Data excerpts
»»
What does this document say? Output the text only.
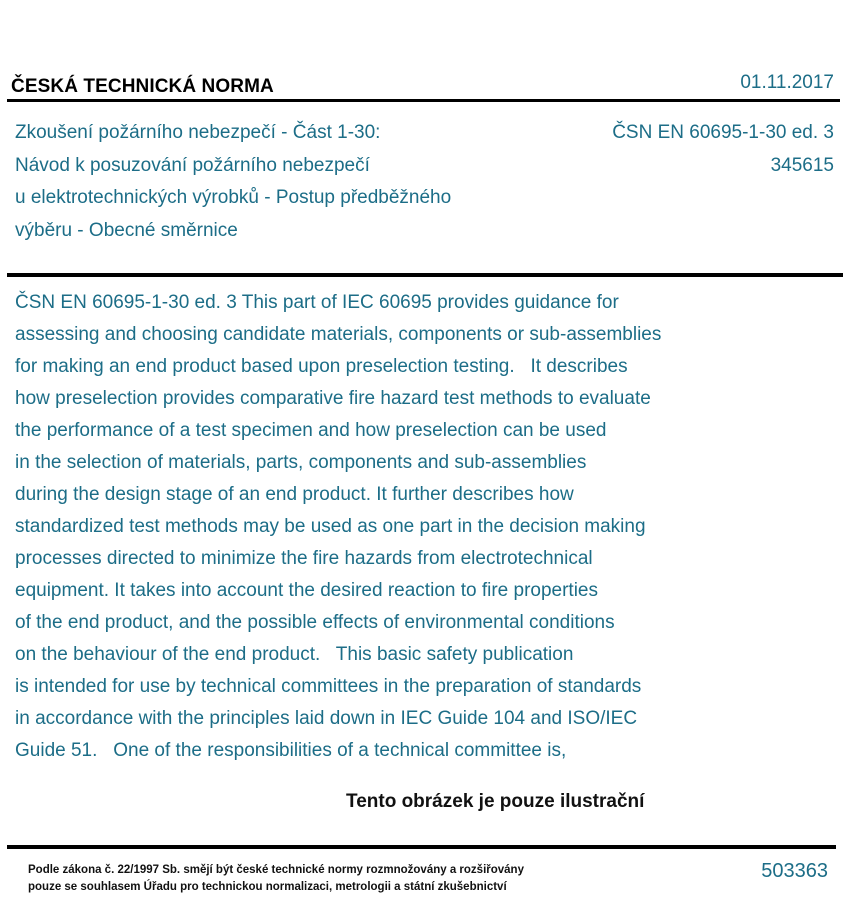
ČESKÁ TECHNICKÁ NORMA	01.11.2017
Zkoušení požárního nebezpečí - Část 1-30:
Návod k posuzování požárního nebezpečí
u elektrotechnických výrobků - Postup předběžného
výběru - Obecné směrnice
ČSN EN 60695-1-30 ed. 3
345615
ČSN EN 60695-1-30 ed. 3 This part of IEC 60695 provides guidance for
assessing and choosing candidate materials, components or sub-assemblies
for making an end product based upon preselection testing.   It describes
how preselection provides comparative fire hazard test methods to evaluate
the performance of a test specimen and how preselection can be used
in the selection of materials, parts, components and sub-assemblies
during the design stage of an end product. It further describes how
standardized test methods may be used as one part in the decision making
processes directed to minimize the fire hazards from electrotechnical
equipment. It takes into account the desired reaction to fire properties
of the end product, and the possible effects of environmental conditions
on the behaviour of the end product.   This basic safety publication
is intended for use by technical committees in the preparation of standards
in accordance with the principles laid down in IEC Guide 104 and ISO/IEC
Guide 51.   One of the responsibilities of a technical committee is,
Tento obrázek je pouze ilustrační
Podle zákona č. 22/1997 Sb. smějí být české technické normy rozmnožovány a rozšiřovány
pouze se souhlasem Úřadu pro technickou normalizaci, metrologii a státní zkušebnictví
503363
««
**Exercise**
Identify every line holding the word "making" and copy it out.

**Finished task**
for making an end product based upon preselection testing.   It describes
standardized test methods may be used as one part in the decision making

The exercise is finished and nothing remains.